→ DATA FOR THIS EXERCISE
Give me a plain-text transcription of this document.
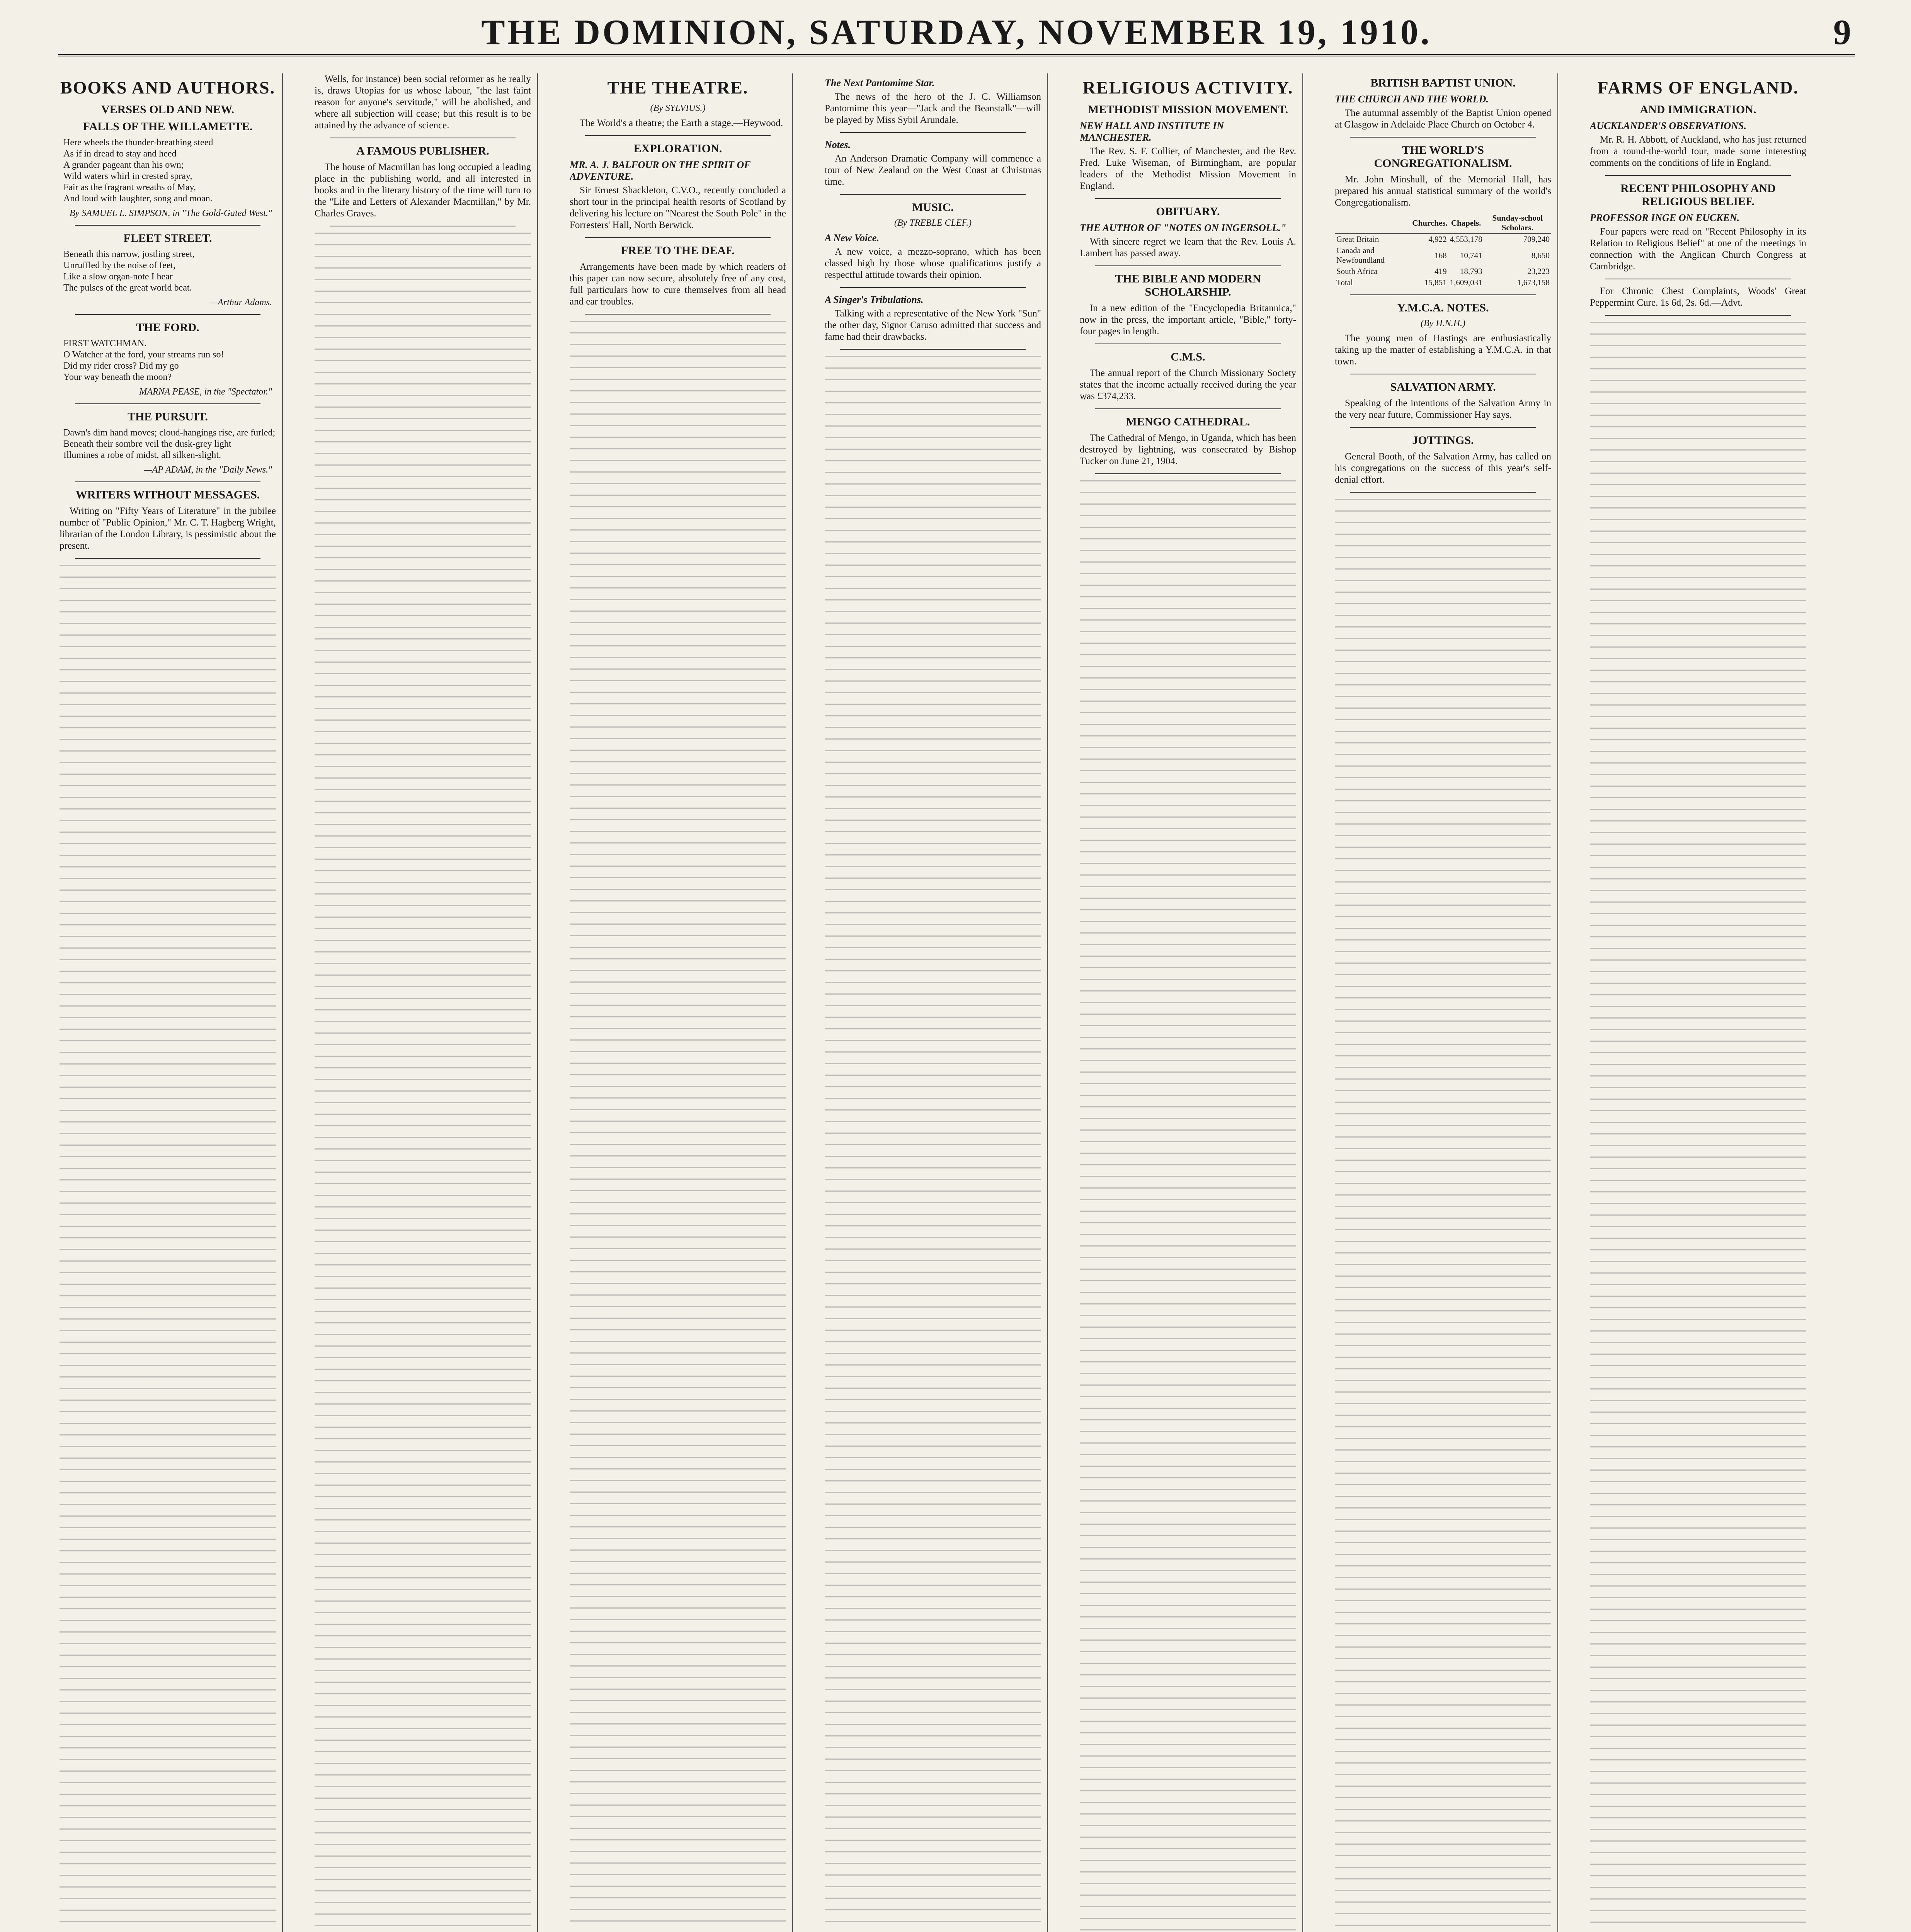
THE DOMINION, SATURDAY, NOVEMBER 19, 1910.	9
BOOKS AND AUTHORS.
VERSES OLD AND NEW.
FALLS OF THE WILLAMETTE.
Here wheels the thunder-breathing steed
As if in dread to stay and heed
A grander pageant than his own;
Wild waters whirl in crested spray,
Fair as the fragrant wreaths of May,
And loud with laughter, song and moan.
By SAMUEL L. SIMPSON, in "The Gold-Gated West."
FLEET STREET.
Beneath this narrow, jostling street,
Unruffled by the noise of feet,
Like a slow organ-note I hear
The pulses of the great world beat.
—Arthur Adams.
THE FORD.
FIRST WATCHMAN.
O Watcher at the ford, your streams run so!
Did my rider cross? Did my go
Your way beneath the moon?
MARNA PEASE, in the "Spectator."
THE PURSUIT.
Dawn's dim hand moves; cloud-hangings rise, are furled;
Beneath their sombre veil the dusk-grey light
Illumines a robe of midst, all silken-slight.
—AP ADAM, in the "Daily News."
WRITERS WITHOUT MESSAGES.

Writing on "Fifty Years of Literature" in the jubilee number of "Public Opinion," Mr. C. T. Hagberg Wright, librarian of the London Library, is pessimistic about the present.

Wells, for instance) been social reformer as he really is, draws Utopias for us whose labour, "the last faint reason for anyone's servitude," will be abolished, and where all subjection will cease; but this result is to be attained by the advance of science.

A FAMOUS PUBLISHER.

The house of Macmillan has long occupied a leading place in the publishing world, and all interested in books and in the literary history of the time will turn to the "Life and Letters of Alexander Macmillan," by Mr. Charles Graves.

THE THEATRE.
(By SYLVIUS.)

The World's a theatre; the Earth a stage.—Heywood.

EXPLORATION.
MR. A. J. BALFOUR ON THE SPIRIT OF ADVENTURE.

Sir Ernest Shackleton, C.V.O., recently concluded a short tour in the principal health resorts of Scotland by delivering his lecture on "Nearest the South Pole" in the Forresters' Hall, North Berwick.

FREE TO THE DEAF.

Arrangements have been made by which readers of this paper can now secure, absolutely free of any cost, full particulars how to cure themselves from all head and ear troubles.

The Next Pantomime Star.

The news of the hero of the J. C. Williamson Pantomime this year—"Jack and the Beanstalk"—will be played by Miss Sybil Arundale.

Notes.

An Anderson Dramatic Company will commence a tour of New Zealand on the West Coast at Christmas time.

MUSIC.
(By TREBLE CLEF.)
A New Voice.

A new voice, a mezzo-soprano, which has been classed high by those whose qualifications justify a respectful attitude towards their opinion.

A Singer's Tribulations.

Talking with a representative of the New York "Sun" the other day, Signor Caruso admitted that success and fame had their drawbacks.

RELIGIOUS ACTIVITY.
METHODIST MISSION MOVEMENT.
NEW HALL AND INSTITUTE IN MANCHESTER.

The Rev. S. F. Collier, of Manchester, and the Rev. Fred. Luke Wiseman, of Birmingham, are popular leaders of the Methodist Mission Movement in England.

OBITUARY.
THE AUTHOR OF "NOTES ON INGERSOLL."

With sincere regret we learn that the Rev. Louis A. Lambert has passed away.

THE BIBLE AND MODERN SCHOLARSHIP.

In a new edition of the "Encyclopedia Britannica," now in the press, the important article, "Bible," forty-four pages in length.

C.M.S.

The annual report of the Church Missionary Society states that the income actually received during the year was £374,233.

MENGO CATHEDRAL.

The Cathedral of Mengo, in Uganda, which has been destroyed by lightning, was consecrated by Bishop Tucker on June 21, 1904.

BRITISH BAPTIST UNION.
THE CHURCH AND THE WORLD.

The autumnal assembly of the Baptist Union opened at Glasgow in Adelaide Place Church on October 4.

THE WORLD'S CONGREGATIONALISM.

Mr. John Minshull, of the Memorial Hall, has prepared his annual statistical summary of the world's Congregationalism.

	Churches.	Chapels.	Sunday-school Scholars.
Great Britain	4,922	4,553,178	709,240
Canada and Newfoundland	168	10,741	8,650
South Africa	419	18,793	23,223
Total	15,851	1,609,031	1,673,158
Y.M.C.A. NOTES.
(By H.N.H.)

The young men of Hastings are enthusiastically taking up the matter of establishing a Y.M.C.A. in that town.

SALVATION ARMY.

Speaking of the intentions of the Salvation Army in the very near future, Commissioner Hay says.

JOTTINGS.

General Booth, of the Salvation Army, has called on his congregations on the success of this year's self-denial effort.

FARMS OF ENGLAND.
AND IMMIGRATION.
AUCKLANDER'S OBSERVATIONS.

Mr. R. H. Abbott, of Auckland, who has just returned from a round-the-world tour, made some interesting comments on the conditions of life in England.

RECENT PHILOSOPHY AND RELIGIOUS BELIEF.
PROFESSOR INGE ON EUCKEN.

Four papers were read on "Recent Philosophy in its Relation to Religious Belief" at one of the meetings in connection with the Anglican Church Congress at Cambridge.

For Chronic Chest Complaints, Woods' Great Peppermint Cure. 1s 6d, 2s. 6d.—Advt.
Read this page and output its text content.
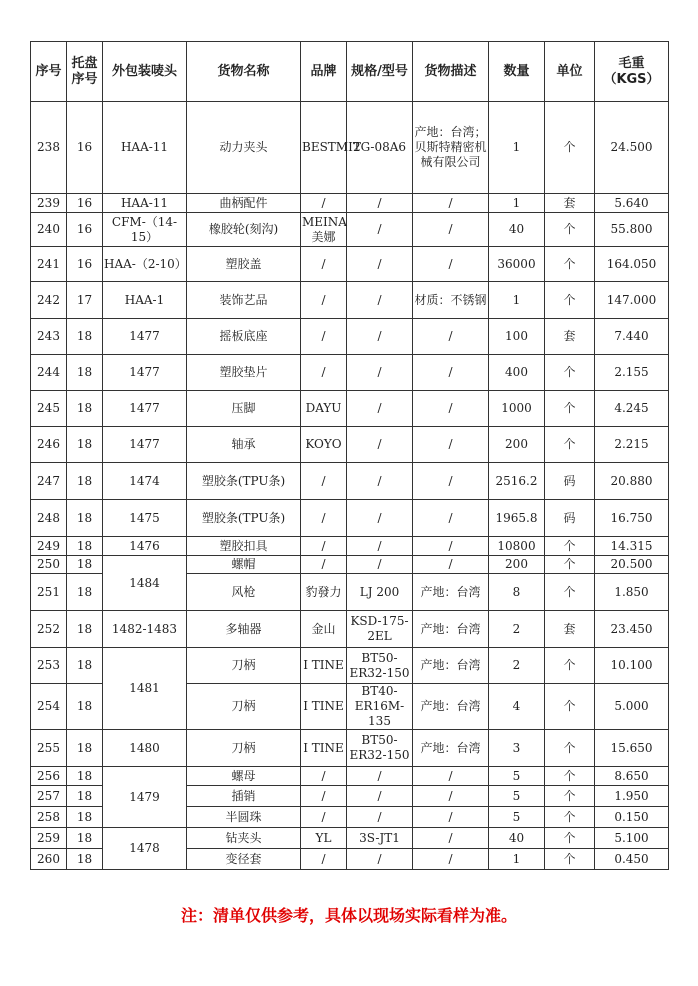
序号	托盘序号	外包装唛头	货物名称	品牌	规格/型号	货物描述	数量	单位	毛重（KGS）
238	16	HAA-11	动力夹头	BESTMIT	2G-08A6	产地：台湾；贝斯特精密机械有限公司	1	个	24.500
239	16	HAA-11	曲柄配件	/	/	/	1	套	5.640
240	16	CFM-（14-15）	橡胶轮(刻沟)	MEINA美娜	/	/	40	个	55.800
241	16	HAA-（2-10）	塑胶盖	/	/	/	36000	个	164.050
242	17	HAA-1	装饰艺品	/	/	材质：不锈钢	1	个	147.000
243	18	1477	摇板底座	/	/	/	100	套	7.440
244	18	1477	塑胶垫片	/	/	/	400	个	2.155
245	18	1477	压脚	DAYU	/	/	1000	个	4.245
246	18	1477	轴承	KOYO	/	/	200	个	2.215
247	18	1474	塑胶条(TPU条)	/	/	/	2516.2	码	20.880
248	18	1475	塑胶条(TPU条)	/	/	/	1965.8	码	16.750
249	18	1476	塑胶扣具	/	/	/	10800	个	14.315
250	18	1484	螺帽	/	/	/	200	个	20.500
251	18		风枪	豹發力	LJ 200	产地：台湾	8	个	1.850
252	18	1482-1483	多轴器	金山	KSD-175-2EL	产地：台湾	2	套	23.450
253	18	1481	刀柄	I TINE	BT50-ER32-150	产地：台湾	2	个	10.100
254	18		刀柄	I TINE	BT40-ER16M-135	产地：台湾	4	个	5.000
255	18	1480	刀柄	I TINE	BT50-ER32-150	产地：台湾	3	个	15.650
256	18	1479	螺母	/	/	/	5	个	8.650
257	18		插销	/	/	/	5	个	1.950
258	18		半圆珠	/	/	/	5	个	0.150
259	18	1478	钻夹头	YL	3S-JT1	/	40	个	5.100
260	18		变径套	/	/	/	1	个	0.450
注：清单仅供参考，具体以现场实际看样为准。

→ WORK TO COMPLETE
Without the pictures, repeat all the records word for word.

→ OUTPUT BELOW
Give me a plain-text transcription of this document.
THE DOMINION, SATURDAY, NOVEMBER 19, 1910.	9
BOOKS AND AUTHORS.
VERSES OLD AND NEW.
FALLS OF THE WILLAMETTE.
Here wheels the thunder-breathing steed
As if in dread to stay and heed
A grander pageant than his own;
Wild waters whirl in crested spray,
Fair as the fragrant wreaths of May,
And loud with laughter, song and moan.
By SAMUEL L. SIMPSON, in "The Gold-Gated West."
FLEET STREET.
Beneath this narrow, jostling street,
Unruffled by the noise of feet,
Like a slow organ-note I hear
The pulses of the great world beat.
—Arthur Adams.
THE FORD.
FIRST WATCHMAN.
O Watcher at the ford, your streams run so!
Did my rider cross? Did my go
Your way beneath the moon?
MARNA PEASE, in the "Spectator."
THE PURSUIT.
Dawn's dim hand moves; cloud-hangings rise, are furled;
Beneath their sombre veil the dusk-grey light
Illumines a robe of midst, all silken-slight.
—AP ADAM, in the "Daily News."
WRITERS WITHOUT MESSAGES.

Writing on "Fifty Years of Literature" in the jubilee number of "Public Opinion," Mr. C. T. Hagberg Wright, librarian of the London Library, is pessimistic about the present.

Wells, for instance) been social reformer as he really is, draws Utopias for us whose labour, "the last faint reason for anyone's servitude," will be abolished, and where all subjection will cease; but this result is to be attained by the advance of science.

A FAMOUS PUBLISHER.

The house of Macmillan has long occupied a leading place in the publishing world, and all interested in books and in the literary history of the time will turn to the "Life and Letters of Alexander Macmillan," by Mr. Charles Graves.

THE THEATRE.
(By SYLVIUS.)

The World's a theatre; the Earth a stage.—Heywood.

EXPLORATION.
MR. A. J. BALFOUR ON THE SPIRIT OF ADVENTURE.

Sir Ernest Shackleton, C.V.O., recently concluded a short tour in the principal health resorts of Scotland by delivering his lecture on "Nearest the South Pole" in the Forresters' Hall, North Berwick.

FREE TO THE DEAF.

Arrangements have been made by which readers of this paper can now secure, absolutely free of any cost, full particulars how to cure themselves from all head and ear troubles.

The Next Pantomime Star.

The news of the hero of the J. C. Williamson Pantomime this year—"Jack and the Beanstalk"—will be played by Miss Sybil Arundale.

Notes.

An Anderson Dramatic Company will commence a tour of New Zealand on the West Coast at Christmas time.

MUSIC.
(By TREBLE CLEF.)
A New Voice.

A new voice, a mezzo-soprano, which has been classed high by those whose qualifications justify a respectful attitude towards their opinion.

A Singer's Tribulations.

Talking with a representative of the New York "Sun" the other day, Signor Caruso admitted that success and fame had their drawbacks.

RELIGIOUS ACTIVITY.
METHODIST MISSION MOVEMENT.
NEW HALL AND INSTITUTE IN MANCHESTER.

The Rev. S. F. Collier, of Manchester, and the Rev. Fred. Luke Wiseman, of Birmingham, are popular leaders of the Methodist Mission Movement in England.

OBITUARY.
THE AUTHOR OF "NOTES ON INGERSOLL."

With sincere regret we learn that the Rev. Louis A. Lambert has passed away.

THE BIBLE AND MODERN SCHOLARSHIP.

In a new edition of the "Encyclopedia Britannica," now in the press, the important article, "Bible," forty-four pages in length.

C.M.S.

The annual report of the Church Missionary Society states that the income actually received during the year was £374,233.

MENGO CATHEDRAL.

The Cathedral of Mengo, in Uganda, which has been destroyed by lightning, was consecrated by Bishop Tucker on June 21, 1904.

BRITISH BAPTIST UNION.
THE CHURCH AND THE WORLD.

The autumnal assembly of the Baptist Union opened at Glasgow in Adelaide Place Church on October 4.

THE WORLD'S CONGREGATIONALISM.

Mr. John Minshull, of the Memorial Hall, has prepared his annual statistical summary of the world's Congregationalism.

	Churches.	Chapels.	Sunday-school Scholars.
Great Britain	4,922	4,553,178	709,240
Canada and Newfoundland	168	10,741	8,650
South Africa	419	18,793	23,223
Total	15,851	1,609,031	1,673,158
Y.M.C.A. NOTES.
(By H.N.H.)

The young men of Hastings are enthusiastically taking up the matter of establishing a Y.M.C.A. in that town.

SALVATION ARMY.

Speaking of the intentions of the Salvation Army in the very near future, Commissioner Hay says.

JOTTINGS.

General Booth, of the Salvation Army, has called on his congregations on the success of this year's self-denial effort.

FARMS OF ENGLAND.
AND IMMIGRATION.
AUCKLANDER'S OBSERVATIONS.

Mr. R. H. Abbott, of Auckland, who has just returned from a round-the-world tour, made some interesting comments on the conditions of life in England.

RECENT PHILOSOPHY AND RELIGIOUS BELIEF.
PROFESSOR INGE ON EUCKEN.

Four papers were read on "Recent Philosophy in its Relation to Religious Belief" at one of the meetings in connection with the Anglican Church Congress at Cambridge.

For Chronic Chest Complaints, Woods' Great Peppermint Cure. 1s 6d, 2s. 6d.—Advt.
Read this page and output its text content.
序号	托盘序号	外包装唛头	货物名称	品牌	规格/型号	货物描述	数量	单位	毛重（KGS）
238	16	HAA-11	动力夹头	BESTMIT	2G-08A6	产地：台湾；贝斯特精密机械有限公司	1	个	24.500
239	16	HAA-11	曲柄配件	/	/	/	1	套	5.640
240	16	CFM-（14-15）	橡胶轮(刻沟)	MEINA美娜	/	/	40	个	55.800
241	16	HAA-（2-10）	塑胶盖	/	/	/	36000	个	164.050
242	17	HAA-1	装饰艺品	/	/	材质：不锈钢	1	个	147.000
243	18	1477	摇板底座	/	/	/	100	套	7.440
244	18	1477	塑胶垫片	/	/	/	400	个	2.155
245	18	1477	压脚	DAYU	/	/	1000	个	4.245
246	18	1477	轴承	KOYO	/	/	200	个	2.215
247	18	1474	塑胶条(TPU条)	/	/	/	2516.2	码	20.880
248	18	1475	塑胶条(TPU条)	/	/	/	1965.8	码	16.750
249	18	1476	塑胶扣具	/	/	/	10800	个	14.315
250	18	1484	螺帽	/	/	/	200	个	20.500
251	18		风枪	豹發力	LJ 200	产地：台湾	8	个	1.850
252	18	1482-1483	多轴器	金山	KSD-175-2EL	产地：台湾	2	套	23.450
253	18	1481	刀柄	I TINE	BT50-ER32-150	产地：台湾	2	个	10.100
254	18		刀柄	I TINE	BT40-ER16M-135	产地：台湾	4	个	5.000
255	18	1480	刀柄	I TINE	BT50-ER32-150	产地：台湾	3	个	15.650
256	18	1479	螺母	/	/	/	5	个	8.650
257	18		插销	/	/	/	5	个	1.950
258	18		半圆珠	/	/	/	5	个	0.150
259	18	1478	钻夹头	YL	3S-JT1	/	40	个	5.100
260	18		变径套	/	/	/	1	个	0.450
注：清单仅供参考，具体以现场实际看样为准。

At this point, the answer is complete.